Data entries
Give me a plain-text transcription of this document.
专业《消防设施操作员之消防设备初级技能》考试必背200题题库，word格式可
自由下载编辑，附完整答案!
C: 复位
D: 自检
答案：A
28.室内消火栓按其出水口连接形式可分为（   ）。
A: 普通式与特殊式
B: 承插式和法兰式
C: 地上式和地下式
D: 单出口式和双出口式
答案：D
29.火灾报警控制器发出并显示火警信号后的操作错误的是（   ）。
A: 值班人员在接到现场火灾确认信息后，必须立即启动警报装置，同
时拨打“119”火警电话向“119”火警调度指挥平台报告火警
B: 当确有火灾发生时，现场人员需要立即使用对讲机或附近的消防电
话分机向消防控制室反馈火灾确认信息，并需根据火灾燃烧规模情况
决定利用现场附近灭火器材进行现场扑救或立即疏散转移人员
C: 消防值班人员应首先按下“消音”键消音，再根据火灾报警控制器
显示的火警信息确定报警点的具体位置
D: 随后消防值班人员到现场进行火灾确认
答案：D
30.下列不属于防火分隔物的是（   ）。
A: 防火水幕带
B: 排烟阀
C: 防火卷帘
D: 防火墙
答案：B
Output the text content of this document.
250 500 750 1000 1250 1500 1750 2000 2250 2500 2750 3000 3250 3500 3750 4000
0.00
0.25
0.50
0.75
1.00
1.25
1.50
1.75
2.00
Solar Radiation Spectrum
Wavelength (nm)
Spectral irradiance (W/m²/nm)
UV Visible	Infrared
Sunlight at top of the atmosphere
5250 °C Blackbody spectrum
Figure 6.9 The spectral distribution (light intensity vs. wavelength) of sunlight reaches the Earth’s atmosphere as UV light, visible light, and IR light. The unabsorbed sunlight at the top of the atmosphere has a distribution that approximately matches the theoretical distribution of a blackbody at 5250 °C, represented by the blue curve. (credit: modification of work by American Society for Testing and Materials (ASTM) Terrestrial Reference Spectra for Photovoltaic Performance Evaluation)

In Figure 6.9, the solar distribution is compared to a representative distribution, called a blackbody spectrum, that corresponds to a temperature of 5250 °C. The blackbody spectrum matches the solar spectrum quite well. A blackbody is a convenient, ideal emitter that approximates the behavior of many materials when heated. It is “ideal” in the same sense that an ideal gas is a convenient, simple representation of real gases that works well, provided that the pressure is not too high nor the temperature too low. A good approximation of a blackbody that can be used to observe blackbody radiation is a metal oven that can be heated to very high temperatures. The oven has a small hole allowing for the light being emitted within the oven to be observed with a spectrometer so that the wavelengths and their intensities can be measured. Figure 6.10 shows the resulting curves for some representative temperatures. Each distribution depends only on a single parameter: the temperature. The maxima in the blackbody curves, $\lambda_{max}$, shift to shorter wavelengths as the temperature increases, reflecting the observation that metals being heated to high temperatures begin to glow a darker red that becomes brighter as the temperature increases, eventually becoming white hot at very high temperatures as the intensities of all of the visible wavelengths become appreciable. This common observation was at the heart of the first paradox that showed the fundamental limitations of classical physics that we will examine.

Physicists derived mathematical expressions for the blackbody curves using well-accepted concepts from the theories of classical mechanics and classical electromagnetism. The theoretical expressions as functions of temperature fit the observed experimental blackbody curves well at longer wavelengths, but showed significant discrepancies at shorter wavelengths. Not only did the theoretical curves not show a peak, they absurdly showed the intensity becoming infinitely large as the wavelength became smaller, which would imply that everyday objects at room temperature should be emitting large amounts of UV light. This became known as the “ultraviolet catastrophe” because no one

> [WORK INSTRUCTIONS] Copy out every line of the listing that contains the string "text".

> [TASK OUTPUT]
Give me a plain-text transcription of this document.
Output the text content of this document.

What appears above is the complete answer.